- [WHAT YOU SHOULD DO]
Type the records out again in full, exactly.

================

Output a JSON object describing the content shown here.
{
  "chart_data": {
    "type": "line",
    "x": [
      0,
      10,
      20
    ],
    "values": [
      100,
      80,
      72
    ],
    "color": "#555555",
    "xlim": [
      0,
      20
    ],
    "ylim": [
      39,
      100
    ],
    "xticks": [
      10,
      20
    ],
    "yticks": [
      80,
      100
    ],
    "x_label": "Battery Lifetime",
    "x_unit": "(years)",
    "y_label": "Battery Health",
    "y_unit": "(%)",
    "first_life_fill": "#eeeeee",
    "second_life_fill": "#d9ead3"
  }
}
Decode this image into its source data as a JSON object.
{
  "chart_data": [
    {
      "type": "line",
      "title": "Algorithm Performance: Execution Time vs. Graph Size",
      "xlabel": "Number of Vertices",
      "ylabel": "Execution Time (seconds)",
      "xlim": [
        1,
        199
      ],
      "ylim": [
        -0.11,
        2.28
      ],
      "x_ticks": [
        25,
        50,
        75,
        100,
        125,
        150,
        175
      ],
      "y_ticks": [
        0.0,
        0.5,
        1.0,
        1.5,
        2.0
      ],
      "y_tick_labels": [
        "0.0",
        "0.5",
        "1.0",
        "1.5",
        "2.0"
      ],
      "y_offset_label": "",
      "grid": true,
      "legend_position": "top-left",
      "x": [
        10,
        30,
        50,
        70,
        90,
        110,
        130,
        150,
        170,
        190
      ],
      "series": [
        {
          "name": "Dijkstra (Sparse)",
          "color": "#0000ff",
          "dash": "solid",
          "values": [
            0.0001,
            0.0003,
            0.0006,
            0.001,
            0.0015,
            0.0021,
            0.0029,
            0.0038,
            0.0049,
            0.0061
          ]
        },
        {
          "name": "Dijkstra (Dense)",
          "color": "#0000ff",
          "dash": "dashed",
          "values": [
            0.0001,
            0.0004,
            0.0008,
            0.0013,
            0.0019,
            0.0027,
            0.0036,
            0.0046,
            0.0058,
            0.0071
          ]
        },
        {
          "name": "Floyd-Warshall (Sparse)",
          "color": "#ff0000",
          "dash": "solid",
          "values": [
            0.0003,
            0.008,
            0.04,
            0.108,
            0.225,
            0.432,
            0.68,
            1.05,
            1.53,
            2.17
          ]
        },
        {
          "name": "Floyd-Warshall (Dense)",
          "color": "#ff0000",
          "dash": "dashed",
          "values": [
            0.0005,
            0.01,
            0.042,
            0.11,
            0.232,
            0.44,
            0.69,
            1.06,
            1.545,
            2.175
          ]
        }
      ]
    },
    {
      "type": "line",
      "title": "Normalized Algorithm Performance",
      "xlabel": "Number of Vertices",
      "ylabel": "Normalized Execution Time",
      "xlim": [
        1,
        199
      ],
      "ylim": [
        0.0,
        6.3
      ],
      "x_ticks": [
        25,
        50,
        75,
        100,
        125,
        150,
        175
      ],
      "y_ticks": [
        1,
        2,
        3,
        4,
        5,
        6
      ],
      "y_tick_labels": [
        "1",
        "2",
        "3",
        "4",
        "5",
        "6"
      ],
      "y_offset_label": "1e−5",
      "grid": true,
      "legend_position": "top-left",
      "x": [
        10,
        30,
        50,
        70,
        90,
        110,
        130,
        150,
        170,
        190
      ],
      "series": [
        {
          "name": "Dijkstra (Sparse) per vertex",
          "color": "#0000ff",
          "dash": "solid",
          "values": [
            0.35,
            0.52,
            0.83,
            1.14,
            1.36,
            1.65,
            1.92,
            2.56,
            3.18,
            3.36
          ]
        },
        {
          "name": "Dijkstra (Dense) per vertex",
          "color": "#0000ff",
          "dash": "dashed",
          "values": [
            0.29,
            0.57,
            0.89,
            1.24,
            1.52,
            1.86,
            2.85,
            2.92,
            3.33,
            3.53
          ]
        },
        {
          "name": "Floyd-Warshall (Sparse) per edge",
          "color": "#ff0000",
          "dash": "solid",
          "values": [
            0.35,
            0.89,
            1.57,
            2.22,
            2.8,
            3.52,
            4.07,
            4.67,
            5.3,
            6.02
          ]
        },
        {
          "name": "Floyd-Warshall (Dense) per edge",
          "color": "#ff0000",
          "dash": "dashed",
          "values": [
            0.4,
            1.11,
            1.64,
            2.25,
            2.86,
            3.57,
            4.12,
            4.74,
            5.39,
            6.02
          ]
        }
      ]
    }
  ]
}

================

- [TASK RESPONSE]
Output a JSON object describing the content shown here.
{
  "chart_data": {
    "type": "line",
    "x": [
      0,
      10,
      20
    ],
    "values": [
      100,
      80,
      72
    ],
    "color": "#555555",
    "xlim": [
      0,
      20
    ],
    "ylim": [
      39,
      100
    ],
    "xticks": [
      10,
      20
    ],
    "yticks": [
      80,
      100
    ],
    "x_label": "Battery Lifetime",
    "x_unit": "(years)",
    "y_label": "Battery Health",
    "y_unit": "(%)",
    "first_life_fill": "#eeeeee",
    "second_life_fill": "#d9ead3"
  }
}
Decode this image into its source data as a JSON object.
{
  "chart_data": [
    {
      "type": "line",
      "title": "Algorithm Performance: Execution Time vs. Graph Size",
      "xlabel": "Number of Vertices",
      "ylabel": "Execution Time (seconds)",
      "xlim": [
        1,
        199
      ],
      "ylim": [
        -0.11,
        2.28
      ],
      "x_ticks": [
        25,
        50,
        75,
        100,
        125,
        150,
        175
      ],
      "y_ticks": [
        0.0,
        0.5,
        1.0,
        1.5,
        2.0
      ],
      "y_tick_labels": [
        "0.0",
        "0.5",
        "1.0",
        "1.5",
        "2.0"
      ],
      "y_offset_label": "",
      "grid": true,
      "legend_position": "top-left",
      "x": [
        10,
        30,
        50,
        70,
        90,
        110,
        130,
        150,
        170,
        190
      ],
      "series": [
        {
          "name": "Dijkstra (Sparse)",
          "color": "#0000ff",
          "dash": "solid",
          "values": [
            0.0001,
            0.0003,
            0.0006,
            0.001,
            0.0015,
            0.0021,
            0.0029,
            0.0038,
            0.0049,
            0.0061
          ]
        },
        {
          "name": "Dijkstra (Dense)",
          "color": "#0000ff",
          "dash": "dashed",
          "values": [
            0.0001,
            0.0004,
            0.0008,
            0.0013,
            0.0019,
            0.0027,
            0.0036,
            0.0046,
            0.0058,
            0.0071
          ]
        },
        {
          "name": "Floyd-Warshall (Sparse)",
          "color": "#ff0000",
          "dash": "solid",
          "values": [
            0.0003,
            0.008,
            0.04,
            0.108,
            0.225,
            0.432,
            0.68,
            1.05,
            1.53,
            2.17
          ]
        },
        {
          "name": "Floyd-Warshall (Dense)",
          "color": "#ff0000",
          "dash": "dashed",
          "values": [
            0.0005,
            0.01,
            0.042,
            0.11,
            0.232,
            0.44,
            0.69,
            1.06,
            1.545,
            2.175
          ]
        }
      ]
    },
    {
      "type": "line",
      "title": "Normalized Algorithm Performance",
      "xlabel": "Number of Vertices",
      "ylabel": "Normalized Execution Time",
      "xlim": [
        1,
        199
      ],
      "ylim": [
        0.0,
        6.3
      ],
      "x_ticks": [
        25,
        50,
        75,
        100,
        125,
        150,
        175
      ],
      "y_ticks": [
        1,
        2,
        3,
        4,
        5,
        6
      ],
      "y_tick_labels": [
        "1",
        "2",
        "3",
        "4",
        "5",
        "6"
      ],
      "y_offset_label": "1e−5",
      "grid": true,
      "legend_position": "top-left",
      "x": [
        10,
        30,
        50,
        70,
        90,
        110,
        130,
        150,
        170,
        190
      ],
      "series": [
        {
          "name": "Dijkstra (Sparse) per vertex",
          "color": "#0000ff",
          "dash": "solid",
          "values": [
            0.35,
            0.52,
            0.83,
            1.14,
            1.36,
            1.65,
            1.92,
            2.56,
            3.18,
            3.36
          ]
        },
        {
          "name": "Dijkstra (Dense) per vertex",
          "color": "#0000ff",
          "dash": "dashed",
          "values": [
            0.29,
            0.57,
            0.89,
            1.24,
            1.52,
            1.86,
            2.85,
            2.92,
            3.33,
            3.53
          ]
        },
        {
          "name": "Floyd-Warshall (Sparse) per edge",
          "color": "#ff0000",
          "dash": "solid",
          "values": [
            0.35,
            0.89,
            1.57,
            2.22,
            2.8,
            3.52,
            4.07,
            4.67,
            5.3,
            6.02
          ]
        },
        {
          "name": "Floyd-Warshall (Dense) per edge",
          "color": "#ff0000",
          "dash": "dashed",
          "values": [
            0.4,
            1.11,
            1.64,
            2.25,
            2.86,
            3.57,
            4.12,
            4.74,
            5.39,
            6.02
          ]
        }
      ]
    }
  ]
}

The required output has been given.